_Problem to solve:_ Write out every line of the data below, reproducing each one character for character.

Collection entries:
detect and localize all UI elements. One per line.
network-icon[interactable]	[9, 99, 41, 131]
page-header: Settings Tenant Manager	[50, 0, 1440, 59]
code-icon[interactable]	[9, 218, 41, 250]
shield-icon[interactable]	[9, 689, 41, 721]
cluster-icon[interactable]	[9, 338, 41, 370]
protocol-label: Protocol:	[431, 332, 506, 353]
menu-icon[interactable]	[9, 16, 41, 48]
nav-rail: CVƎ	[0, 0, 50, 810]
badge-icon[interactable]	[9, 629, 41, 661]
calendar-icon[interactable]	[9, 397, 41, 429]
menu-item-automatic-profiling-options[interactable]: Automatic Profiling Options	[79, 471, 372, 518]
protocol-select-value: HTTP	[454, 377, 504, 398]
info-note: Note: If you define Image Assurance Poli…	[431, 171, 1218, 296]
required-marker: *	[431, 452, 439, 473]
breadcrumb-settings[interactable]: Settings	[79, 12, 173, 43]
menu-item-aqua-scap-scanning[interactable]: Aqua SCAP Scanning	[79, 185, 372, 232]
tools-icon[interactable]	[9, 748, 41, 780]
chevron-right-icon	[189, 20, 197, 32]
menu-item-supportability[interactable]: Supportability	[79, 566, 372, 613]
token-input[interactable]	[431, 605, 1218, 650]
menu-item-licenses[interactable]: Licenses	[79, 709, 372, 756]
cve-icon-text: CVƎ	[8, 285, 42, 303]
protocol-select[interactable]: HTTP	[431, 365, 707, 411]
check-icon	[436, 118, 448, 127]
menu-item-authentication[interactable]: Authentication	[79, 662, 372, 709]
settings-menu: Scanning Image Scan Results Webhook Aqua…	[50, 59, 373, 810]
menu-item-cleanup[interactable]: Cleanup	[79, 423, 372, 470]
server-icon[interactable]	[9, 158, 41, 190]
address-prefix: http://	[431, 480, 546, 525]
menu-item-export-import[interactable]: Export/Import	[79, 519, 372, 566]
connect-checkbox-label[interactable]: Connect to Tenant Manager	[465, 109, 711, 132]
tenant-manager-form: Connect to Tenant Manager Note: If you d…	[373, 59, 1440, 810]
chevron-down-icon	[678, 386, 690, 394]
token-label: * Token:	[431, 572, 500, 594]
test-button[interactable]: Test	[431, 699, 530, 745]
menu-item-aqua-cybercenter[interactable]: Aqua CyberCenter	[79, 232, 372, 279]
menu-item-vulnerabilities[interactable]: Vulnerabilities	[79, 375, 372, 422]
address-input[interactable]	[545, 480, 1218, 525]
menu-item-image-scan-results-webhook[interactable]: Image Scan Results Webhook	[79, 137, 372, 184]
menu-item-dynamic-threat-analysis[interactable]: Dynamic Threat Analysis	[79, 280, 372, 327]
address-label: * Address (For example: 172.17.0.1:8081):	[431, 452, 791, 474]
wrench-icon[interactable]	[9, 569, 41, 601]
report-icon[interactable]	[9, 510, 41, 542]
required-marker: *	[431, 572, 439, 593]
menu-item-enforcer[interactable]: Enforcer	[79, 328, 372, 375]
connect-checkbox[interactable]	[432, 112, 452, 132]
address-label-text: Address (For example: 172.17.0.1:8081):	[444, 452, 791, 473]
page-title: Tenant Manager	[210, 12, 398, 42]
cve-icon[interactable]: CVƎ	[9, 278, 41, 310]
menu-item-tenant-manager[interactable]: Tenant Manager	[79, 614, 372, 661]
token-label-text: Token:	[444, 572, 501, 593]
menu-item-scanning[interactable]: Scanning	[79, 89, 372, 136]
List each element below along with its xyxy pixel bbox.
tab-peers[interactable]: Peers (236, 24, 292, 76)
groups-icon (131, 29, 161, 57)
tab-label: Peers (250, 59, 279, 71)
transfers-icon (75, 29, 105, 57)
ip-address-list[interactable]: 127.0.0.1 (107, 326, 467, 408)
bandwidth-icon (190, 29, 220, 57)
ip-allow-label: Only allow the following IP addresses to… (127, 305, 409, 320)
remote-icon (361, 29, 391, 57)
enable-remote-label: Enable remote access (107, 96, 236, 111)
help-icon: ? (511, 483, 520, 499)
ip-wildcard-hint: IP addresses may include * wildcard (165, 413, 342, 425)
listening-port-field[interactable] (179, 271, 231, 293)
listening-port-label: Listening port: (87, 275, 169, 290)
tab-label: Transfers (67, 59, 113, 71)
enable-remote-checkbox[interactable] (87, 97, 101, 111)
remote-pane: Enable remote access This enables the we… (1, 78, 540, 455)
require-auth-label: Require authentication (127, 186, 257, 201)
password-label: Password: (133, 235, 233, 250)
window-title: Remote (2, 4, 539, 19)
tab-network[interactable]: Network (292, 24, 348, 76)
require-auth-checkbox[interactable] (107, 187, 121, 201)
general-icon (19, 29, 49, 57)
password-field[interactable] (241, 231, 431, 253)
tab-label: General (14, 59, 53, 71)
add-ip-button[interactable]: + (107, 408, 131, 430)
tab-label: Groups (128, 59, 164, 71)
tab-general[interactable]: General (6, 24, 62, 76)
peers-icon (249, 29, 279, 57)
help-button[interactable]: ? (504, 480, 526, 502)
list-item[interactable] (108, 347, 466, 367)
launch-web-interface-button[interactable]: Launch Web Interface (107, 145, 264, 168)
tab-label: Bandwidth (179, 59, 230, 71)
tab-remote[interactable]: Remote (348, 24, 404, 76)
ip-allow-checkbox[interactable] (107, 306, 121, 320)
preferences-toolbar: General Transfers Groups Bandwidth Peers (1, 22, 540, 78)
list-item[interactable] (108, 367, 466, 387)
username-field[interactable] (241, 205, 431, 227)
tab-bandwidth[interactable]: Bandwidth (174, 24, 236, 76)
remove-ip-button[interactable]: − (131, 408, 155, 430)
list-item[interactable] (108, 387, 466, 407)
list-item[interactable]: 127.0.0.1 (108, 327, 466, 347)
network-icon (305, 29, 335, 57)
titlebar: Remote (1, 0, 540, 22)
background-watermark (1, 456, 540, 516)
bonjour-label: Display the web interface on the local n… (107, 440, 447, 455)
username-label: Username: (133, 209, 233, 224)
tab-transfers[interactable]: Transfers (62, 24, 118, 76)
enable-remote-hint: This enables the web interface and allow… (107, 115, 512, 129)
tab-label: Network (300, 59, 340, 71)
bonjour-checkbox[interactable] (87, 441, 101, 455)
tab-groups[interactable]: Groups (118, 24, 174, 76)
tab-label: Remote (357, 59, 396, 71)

_Output:_
detect and localize all UI elements. One per line.
network-icon[interactable]	[9, 99, 41, 131]
page-header: Settings Tenant Manager	[50, 0, 1440, 59]
code-icon[interactable]	[9, 218, 41, 250]
shield-icon[interactable]	[9, 689, 41, 721]
cluster-icon[interactable]	[9, 338, 41, 370]
protocol-label: Protocol:	[431, 332, 506, 353]
menu-icon[interactable]	[9, 16, 41, 48]
nav-rail: CVƎ	[0, 0, 50, 810]
badge-icon[interactable]	[9, 629, 41, 661]
calendar-icon[interactable]	[9, 397, 41, 429]
menu-item-automatic-profiling-options[interactable]: Automatic Profiling Options	[79, 471, 372, 518]
protocol-select-value: HTTP	[454, 377, 504, 398]
info-note: Note: If you define Image Assurance Poli…	[431, 171, 1218, 296]
required-marker: *	[431, 452, 439, 473]
breadcrumb-settings[interactable]: Settings	[79, 12, 173, 43]
menu-item-aqua-scap-scanning[interactable]: Aqua SCAP Scanning	[79, 185, 372, 232]
tools-icon[interactable]	[9, 748, 41, 780]
chevron-right-icon	[189, 20, 197, 32]
menu-item-supportability[interactable]: Supportability	[79, 566, 372, 613]
token-input[interactable]	[431, 605, 1218, 650]
menu-item-licenses[interactable]: Licenses	[79, 709, 372, 756]
cve-icon-text: CVƎ	[8, 285, 42, 303]
protocol-select[interactable]: HTTP	[431, 365, 707, 411]
check-icon	[436, 118, 448, 127]
menu-item-authentication[interactable]: Authentication	[79, 662, 372, 709]
settings-menu: Scanning Image Scan Results Webhook Aqua…	[50, 59, 373, 810]
menu-item-cleanup[interactable]: Cleanup	[79, 423, 372, 470]
server-icon[interactable]	[9, 158, 41, 190]
address-prefix: http://	[431, 480, 546, 525]
menu-item-export-import[interactable]: Export/Import	[79, 519, 372, 566]
connect-checkbox-label[interactable]: Connect to Tenant Manager	[465, 109, 711, 132]
tenant-manager-form: Connect to Tenant Manager Note: If you d…	[373, 59, 1440, 810]
chevron-down-icon	[678, 386, 690, 394]
token-label: * Token:	[431, 572, 500, 594]
test-button[interactable]: Test	[431, 699, 530, 745]
menu-item-aqua-cybercenter[interactable]: Aqua CyberCenter	[79, 232, 372, 279]
menu-item-vulnerabilities[interactable]: Vulnerabilities	[79, 375, 372, 422]
address-input[interactable]	[545, 480, 1218, 525]
menu-item-image-scan-results-webhook[interactable]: Image Scan Results Webhook	[79, 137, 372, 184]
menu-item-dynamic-threat-analysis[interactable]: Dynamic Threat Analysis	[79, 280, 372, 327]
address-label: * Address (For example: 172.17.0.1:8081):	[431, 452, 791, 474]
wrench-icon[interactable]	[9, 569, 41, 601]
report-icon[interactable]	[9, 510, 41, 542]
required-marker: *	[431, 572, 439, 593]
menu-item-enforcer[interactable]: Enforcer	[79, 328, 372, 375]
connect-checkbox[interactable]	[432, 112, 452, 132]
address-label-text: Address (For example: 172.17.0.1:8081):	[444, 452, 791, 473]
page-title: Tenant Manager	[210, 12, 398, 42]
cve-icon[interactable]: CVƎ	[9, 278, 41, 310]
menu-item-tenant-manager[interactable]: Tenant Manager	[79, 614, 372, 661]
token-label-text: Token:	[444, 572, 501, 593]
menu-item-scanning[interactable]: Scanning	[79, 89, 372, 136]
List each element below along with its xyxy pixel bbox.
tab-peers[interactable]: Peers (236, 24, 292, 76)
groups-icon (131, 29, 161, 57)
tab-label: Peers (250, 59, 279, 71)
transfers-icon (75, 29, 105, 57)
ip-address-list[interactable]: 127.0.0.1 (107, 326, 467, 408)
bandwidth-icon (190, 29, 220, 57)
ip-allow-label: Only allow the following IP addresses to… (127, 305, 409, 320)
remote-icon (361, 29, 391, 57)
enable-remote-label: Enable remote access (107, 96, 236, 111)
help-icon: ? (511, 483, 520, 499)
ip-wildcard-hint: IP addresses may include * wildcard (165, 413, 342, 425)
listening-port-field[interactable] (179, 271, 231, 293)
listening-port-label: Listening port: (87, 275, 169, 290)
tab-label: Transfers (67, 59, 113, 71)
enable-remote-checkbox[interactable] (87, 97, 101, 111)
remote-pane: Enable remote access This enables the we… (1, 78, 540, 455)
require-auth-label: Require authentication (127, 186, 257, 201)
password-label: Password: (133, 235, 233, 250)
window-title: Remote (2, 4, 539, 19)
tab-network[interactable]: Network (292, 24, 348, 76)
require-auth-checkbox[interactable] (107, 187, 121, 201)
general-icon (19, 29, 49, 57)
password-field[interactable] (241, 231, 431, 253)
tab-label: General (14, 59, 53, 71)
add-ip-button[interactable]: + (107, 408, 131, 430)
tab-label: Groups (128, 59, 164, 71)
tab-general[interactable]: General (6, 24, 62, 76)
peers-icon (249, 29, 279, 57)
help-button[interactable]: ? (504, 480, 526, 502)
list-item[interactable] (108, 347, 466, 367)
launch-web-interface-button[interactable]: Launch Web Interface (107, 145, 264, 168)
tab-label: Bandwidth (179, 59, 230, 71)
tab-remote[interactable]: Remote (348, 24, 404, 76)
ip-allow-checkbox[interactable] (107, 306, 121, 320)
preferences-toolbar: General Transfers Groups Bandwidth Peers (1, 22, 540, 78)
list-item[interactable] (108, 367, 466, 387)
username-field[interactable] (241, 205, 431, 227)
tab-bandwidth[interactable]: Bandwidth (174, 24, 236, 76)
remove-ip-button[interactable]: − (131, 408, 155, 430)
list-item[interactable] (108, 387, 466, 407)
list-item[interactable]: 127.0.0.1 (108, 327, 466, 347)
network-icon (305, 29, 335, 57)
titlebar: Remote (1, 0, 540, 22)
background-watermark (1, 456, 540, 516)
bonjour-label: Display the web interface on the local n… (107, 440, 447, 455)
username-label: Username: (133, 209, 233, 224)
tab-transfers[interactable]: Transfers (62, 24, 118, 76)
enable-remote-hint: This enables the web interface and allow… (107, 115, 512, 129)
tab-label: Network (300, 59, 340, 71)
bonjour-checkbox[interactable] (87, 441, 101, 455)
tab-groups[interactable]: Groups (118, 24, 174, 76)
tab-label: Remote (357, 59, 396, 71)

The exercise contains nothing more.